(RAW DATA):
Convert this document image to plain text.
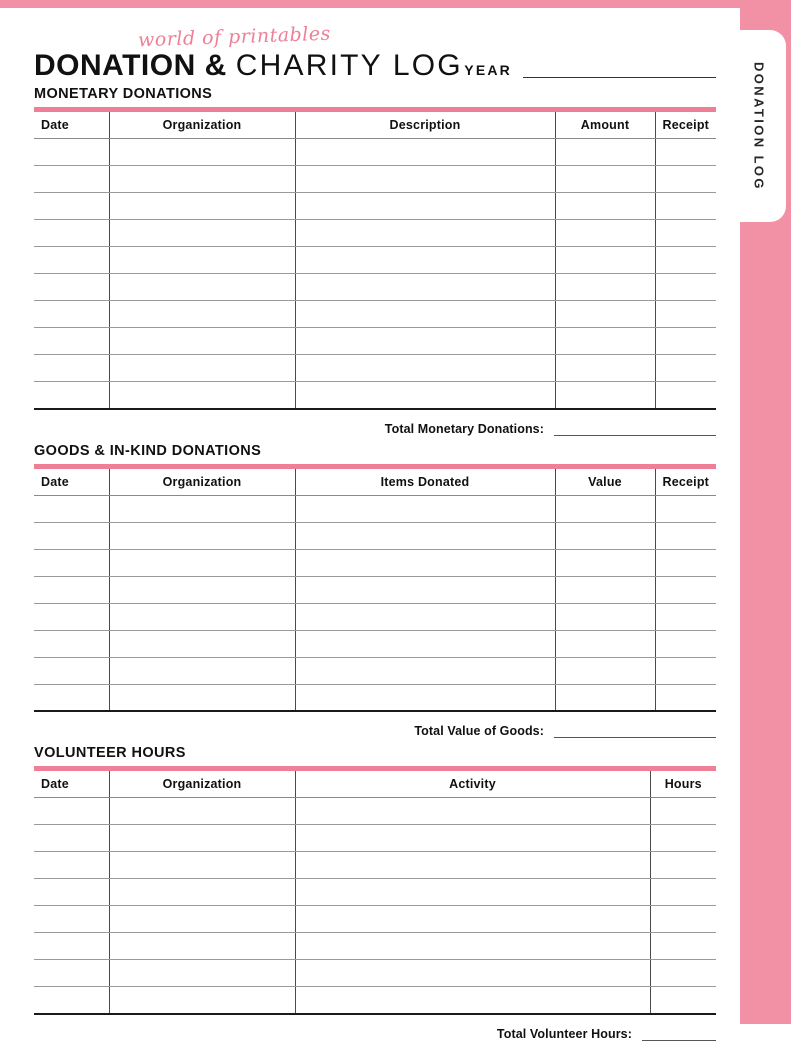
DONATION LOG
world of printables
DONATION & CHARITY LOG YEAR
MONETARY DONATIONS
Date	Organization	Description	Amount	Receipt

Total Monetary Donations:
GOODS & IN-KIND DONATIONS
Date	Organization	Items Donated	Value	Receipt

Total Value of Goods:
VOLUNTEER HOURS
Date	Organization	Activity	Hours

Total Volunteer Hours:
---
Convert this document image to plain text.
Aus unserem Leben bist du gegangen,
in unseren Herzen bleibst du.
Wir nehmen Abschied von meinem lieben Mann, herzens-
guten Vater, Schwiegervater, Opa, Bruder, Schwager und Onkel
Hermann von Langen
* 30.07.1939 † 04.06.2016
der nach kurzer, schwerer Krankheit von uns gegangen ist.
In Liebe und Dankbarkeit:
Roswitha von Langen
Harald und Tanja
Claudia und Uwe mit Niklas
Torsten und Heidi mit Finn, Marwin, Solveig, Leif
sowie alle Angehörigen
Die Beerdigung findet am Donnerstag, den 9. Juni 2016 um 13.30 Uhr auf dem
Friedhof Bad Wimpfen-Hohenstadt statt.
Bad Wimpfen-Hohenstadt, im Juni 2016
==
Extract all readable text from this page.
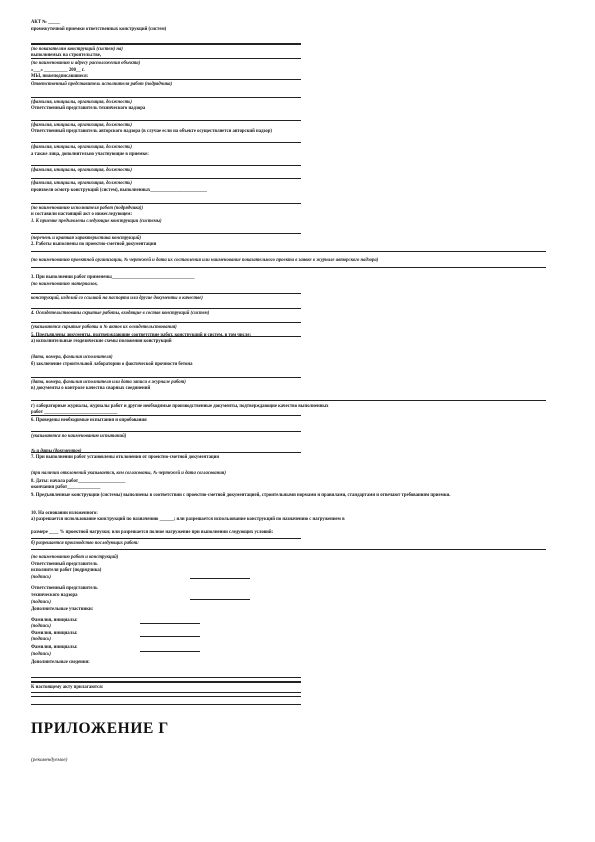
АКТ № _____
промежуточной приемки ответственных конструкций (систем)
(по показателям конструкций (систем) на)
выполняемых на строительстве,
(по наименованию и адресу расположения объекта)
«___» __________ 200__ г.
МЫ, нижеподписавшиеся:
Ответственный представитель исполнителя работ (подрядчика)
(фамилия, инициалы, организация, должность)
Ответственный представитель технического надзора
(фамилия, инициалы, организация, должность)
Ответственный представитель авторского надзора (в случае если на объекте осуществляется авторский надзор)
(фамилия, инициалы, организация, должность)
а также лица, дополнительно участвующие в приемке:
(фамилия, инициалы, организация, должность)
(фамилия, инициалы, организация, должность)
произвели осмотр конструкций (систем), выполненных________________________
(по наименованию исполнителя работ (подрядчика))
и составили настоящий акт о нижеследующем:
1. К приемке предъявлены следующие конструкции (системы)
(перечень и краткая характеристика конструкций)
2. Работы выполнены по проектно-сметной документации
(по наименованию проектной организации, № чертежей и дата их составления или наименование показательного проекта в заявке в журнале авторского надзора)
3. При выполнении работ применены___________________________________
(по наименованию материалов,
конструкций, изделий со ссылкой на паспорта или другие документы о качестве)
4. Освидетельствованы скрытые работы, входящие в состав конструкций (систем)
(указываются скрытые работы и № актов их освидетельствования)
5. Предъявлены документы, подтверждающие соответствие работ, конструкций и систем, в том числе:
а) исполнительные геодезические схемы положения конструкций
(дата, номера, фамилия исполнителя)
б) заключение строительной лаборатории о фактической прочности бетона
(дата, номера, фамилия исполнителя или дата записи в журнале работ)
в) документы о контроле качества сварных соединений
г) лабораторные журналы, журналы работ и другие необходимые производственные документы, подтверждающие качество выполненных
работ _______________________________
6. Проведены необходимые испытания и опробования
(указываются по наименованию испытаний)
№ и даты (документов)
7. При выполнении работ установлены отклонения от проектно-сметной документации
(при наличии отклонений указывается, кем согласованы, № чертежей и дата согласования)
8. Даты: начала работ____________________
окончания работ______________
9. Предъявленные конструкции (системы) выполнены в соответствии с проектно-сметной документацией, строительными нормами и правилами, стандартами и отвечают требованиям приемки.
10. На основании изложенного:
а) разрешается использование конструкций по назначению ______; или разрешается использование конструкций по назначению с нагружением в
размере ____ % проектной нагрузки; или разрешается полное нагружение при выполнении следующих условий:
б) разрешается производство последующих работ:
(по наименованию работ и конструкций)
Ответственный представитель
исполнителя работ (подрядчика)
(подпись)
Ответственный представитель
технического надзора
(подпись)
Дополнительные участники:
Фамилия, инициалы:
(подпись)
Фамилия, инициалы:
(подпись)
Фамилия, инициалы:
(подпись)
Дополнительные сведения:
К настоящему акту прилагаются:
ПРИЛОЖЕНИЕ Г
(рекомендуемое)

(STATED TASK): Copy out each line of the listing that holds "разрешается".

(SOLUTION TO THIS TASK):
а) разрешается использование конструкций по назначению ______; или разрешается использование конструкций по назначению с нагружением в
размере ____ % проектной нагрузки; или разрешается полное нагружение при выполнении следующих условий:
б) разрешается производство последующих работ:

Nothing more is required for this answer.